[Data records]
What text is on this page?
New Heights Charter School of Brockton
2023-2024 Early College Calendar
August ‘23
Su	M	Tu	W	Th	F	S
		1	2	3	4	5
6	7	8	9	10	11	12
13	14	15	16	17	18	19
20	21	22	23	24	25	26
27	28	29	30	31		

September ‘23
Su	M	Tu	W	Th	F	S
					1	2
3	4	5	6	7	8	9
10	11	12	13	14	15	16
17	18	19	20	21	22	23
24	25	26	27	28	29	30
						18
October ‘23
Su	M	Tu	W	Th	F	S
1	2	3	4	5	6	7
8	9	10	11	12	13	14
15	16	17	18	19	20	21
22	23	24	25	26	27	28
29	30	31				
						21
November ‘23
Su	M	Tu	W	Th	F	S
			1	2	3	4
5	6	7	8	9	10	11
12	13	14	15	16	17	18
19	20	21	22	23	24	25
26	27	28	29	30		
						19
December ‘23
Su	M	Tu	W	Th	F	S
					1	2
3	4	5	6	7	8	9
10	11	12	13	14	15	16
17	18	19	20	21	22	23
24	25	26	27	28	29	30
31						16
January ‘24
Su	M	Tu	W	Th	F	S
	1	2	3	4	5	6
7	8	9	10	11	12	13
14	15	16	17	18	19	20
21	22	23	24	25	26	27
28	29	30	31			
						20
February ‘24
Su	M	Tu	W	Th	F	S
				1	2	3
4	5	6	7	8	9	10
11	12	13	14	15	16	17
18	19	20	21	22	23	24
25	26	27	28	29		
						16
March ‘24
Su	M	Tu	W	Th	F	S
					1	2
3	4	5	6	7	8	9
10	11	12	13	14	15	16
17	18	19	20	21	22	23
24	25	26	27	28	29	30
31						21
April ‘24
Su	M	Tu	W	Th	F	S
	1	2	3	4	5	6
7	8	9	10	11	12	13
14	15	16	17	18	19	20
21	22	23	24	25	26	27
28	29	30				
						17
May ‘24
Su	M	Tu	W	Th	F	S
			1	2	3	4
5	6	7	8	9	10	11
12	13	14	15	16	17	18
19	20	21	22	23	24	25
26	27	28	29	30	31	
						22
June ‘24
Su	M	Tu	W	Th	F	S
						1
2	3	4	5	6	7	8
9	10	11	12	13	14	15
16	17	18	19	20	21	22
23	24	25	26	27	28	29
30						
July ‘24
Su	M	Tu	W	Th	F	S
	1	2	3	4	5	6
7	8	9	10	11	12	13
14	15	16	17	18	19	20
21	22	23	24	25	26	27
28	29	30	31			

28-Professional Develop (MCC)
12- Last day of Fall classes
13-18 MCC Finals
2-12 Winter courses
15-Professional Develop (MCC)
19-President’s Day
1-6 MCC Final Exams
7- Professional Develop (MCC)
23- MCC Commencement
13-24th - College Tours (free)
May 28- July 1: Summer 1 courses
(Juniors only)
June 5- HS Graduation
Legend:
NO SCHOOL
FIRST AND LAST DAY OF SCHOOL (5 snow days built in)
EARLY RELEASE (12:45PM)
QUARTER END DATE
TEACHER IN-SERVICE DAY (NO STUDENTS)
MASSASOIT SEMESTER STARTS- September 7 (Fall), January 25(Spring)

◆ **GOAL**
In the entries above, count every line containing the word "September". Write only the total.

◆ **TASK ANSWER**
2